# Start of Material for this exercise

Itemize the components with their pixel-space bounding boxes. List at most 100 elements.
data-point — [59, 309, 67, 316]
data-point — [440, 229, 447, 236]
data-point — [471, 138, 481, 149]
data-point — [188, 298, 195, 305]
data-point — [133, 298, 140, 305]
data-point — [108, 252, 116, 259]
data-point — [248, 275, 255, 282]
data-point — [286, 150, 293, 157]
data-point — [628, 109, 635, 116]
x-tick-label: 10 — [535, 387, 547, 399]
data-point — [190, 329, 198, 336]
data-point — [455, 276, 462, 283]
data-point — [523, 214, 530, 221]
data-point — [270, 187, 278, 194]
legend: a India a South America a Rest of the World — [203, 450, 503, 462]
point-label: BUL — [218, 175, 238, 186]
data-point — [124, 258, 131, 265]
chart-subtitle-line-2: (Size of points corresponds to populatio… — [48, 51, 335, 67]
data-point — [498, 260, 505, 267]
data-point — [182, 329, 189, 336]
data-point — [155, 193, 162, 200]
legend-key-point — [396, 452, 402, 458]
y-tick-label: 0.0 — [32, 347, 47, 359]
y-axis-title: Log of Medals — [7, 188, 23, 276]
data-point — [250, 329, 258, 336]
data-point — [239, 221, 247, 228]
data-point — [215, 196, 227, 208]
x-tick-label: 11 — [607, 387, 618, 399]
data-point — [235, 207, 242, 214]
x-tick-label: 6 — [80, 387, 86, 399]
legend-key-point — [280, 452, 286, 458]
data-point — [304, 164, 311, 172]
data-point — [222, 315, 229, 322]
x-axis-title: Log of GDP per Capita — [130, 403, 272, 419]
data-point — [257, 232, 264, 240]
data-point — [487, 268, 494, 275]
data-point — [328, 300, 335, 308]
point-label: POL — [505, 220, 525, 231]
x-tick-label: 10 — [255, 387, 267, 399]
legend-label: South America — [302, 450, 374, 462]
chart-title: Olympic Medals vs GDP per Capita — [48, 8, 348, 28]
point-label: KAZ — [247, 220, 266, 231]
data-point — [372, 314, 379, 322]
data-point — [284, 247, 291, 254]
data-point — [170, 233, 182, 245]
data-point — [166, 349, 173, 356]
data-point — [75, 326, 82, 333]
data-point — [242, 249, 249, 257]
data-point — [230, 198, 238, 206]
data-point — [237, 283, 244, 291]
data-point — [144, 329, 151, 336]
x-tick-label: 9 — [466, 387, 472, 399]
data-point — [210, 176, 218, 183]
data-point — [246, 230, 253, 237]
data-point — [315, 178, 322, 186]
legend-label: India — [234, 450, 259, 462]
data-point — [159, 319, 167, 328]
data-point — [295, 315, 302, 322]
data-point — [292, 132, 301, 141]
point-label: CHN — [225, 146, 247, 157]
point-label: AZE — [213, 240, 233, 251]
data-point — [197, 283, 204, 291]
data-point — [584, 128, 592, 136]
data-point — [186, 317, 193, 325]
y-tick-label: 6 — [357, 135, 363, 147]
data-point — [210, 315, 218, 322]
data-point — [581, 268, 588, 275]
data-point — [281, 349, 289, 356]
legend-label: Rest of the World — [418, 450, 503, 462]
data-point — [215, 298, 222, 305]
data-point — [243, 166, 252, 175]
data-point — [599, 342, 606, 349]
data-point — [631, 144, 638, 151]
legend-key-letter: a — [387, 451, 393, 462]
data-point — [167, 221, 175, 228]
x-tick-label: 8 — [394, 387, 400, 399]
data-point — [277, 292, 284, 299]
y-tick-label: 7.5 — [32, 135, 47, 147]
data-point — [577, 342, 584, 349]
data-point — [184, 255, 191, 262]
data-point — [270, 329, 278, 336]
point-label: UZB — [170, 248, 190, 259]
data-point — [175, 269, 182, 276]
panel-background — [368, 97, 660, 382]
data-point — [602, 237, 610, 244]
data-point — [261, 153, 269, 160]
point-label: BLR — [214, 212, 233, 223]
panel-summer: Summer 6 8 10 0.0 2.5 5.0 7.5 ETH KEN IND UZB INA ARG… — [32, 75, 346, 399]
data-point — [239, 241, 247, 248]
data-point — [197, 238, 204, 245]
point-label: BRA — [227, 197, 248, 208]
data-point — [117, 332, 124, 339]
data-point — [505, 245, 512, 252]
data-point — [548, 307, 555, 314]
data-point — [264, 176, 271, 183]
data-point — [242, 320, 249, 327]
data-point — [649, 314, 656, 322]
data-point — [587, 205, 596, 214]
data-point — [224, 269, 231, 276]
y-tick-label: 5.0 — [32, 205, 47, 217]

# End of Material for this exercise

Stated goal> In the data above, edit the lines from the first one through the line containing "point-label: KAZ — [247, 220, 266, 231]", inclusive, so that "South America" becomes "Latin America" with everything else left as is. Return only those lines.

Expected answer>
Itemize the components with their pixel-space bounding boxes. List at most 100 elements.
data-point — [59, 309, 67, 316]
data-point — [440, 229, 447, 236]
data-point — [471, 138, 481, 149]
data-point — [188, 298, 195, 305]
data-point — [133, 298, 140, 305]
data-point — [108, 252, 116, 259]
data-point — [248, 275, 255, 282]
data-point — [286, 150, 293, 157]
data-point — [628, 109, 635, 116]
x-tick-label: 10 — [535, 387, 547, 399]
data-point — [190, 329, 198, 336]
data-point — [455, 276, 462, 283]
data-point — [523, 214, 530, 221]
data-point — [270, 187, 278, 194]
legend: a India a Latin America a Rest of the World — [203, 450, 503, 462]
point-label: BUL — [218, 175, 238, 186]
data-point — [124, 258, 131, 265]
chart-subtitle-line-2: (Size of points corresponds to populatio… — [48, 51, 335, 67]
data-point — [498, 260, 505, 267]
data-point — [182, 329, 189, 336]
data-point — [155, 193, 162, 200]
legend-key-point — [396, 452, 402, 458]
y-tick-label: 0.0 — [32, 347, 47, 359]
y-axis-title: Log of Medals — [7, 188, 23, 276]
data-point — [250, 329, 258, 336]
data-point — [239, 221, 247, 228]
data-point — [215, 196, 227, 208]
x-tick-label: 11 — [607, 387, 618, 399]
data-point — [235, 207, 242, 214]
x-tick-label: 6 — [80, 387, 86, 399]
legend-key-point — [280, 452, 286, 458]
data-point — [304, 164, 311, 172]
data-point — [222, 315, 229, 322]
x-axis-title: Log of GDP per Capita — [130, 403, 272, 419]
data-point — [257, 232, 264, 240]
data-point — [487, 268, 494, 275]
data-point — [328, 300, 335, 308]
point-label: POL — [505, 220, 525, 231]
x-tick-label: 10 — [255, 387, 267, 399]
legend-label: Latin America — [302, 450, 374, 462]
chart-title: Olympic Medals vs GDP per Capita — [48, 8, 348, 28]
point-label: KAZ — [247, 220, 266, 231]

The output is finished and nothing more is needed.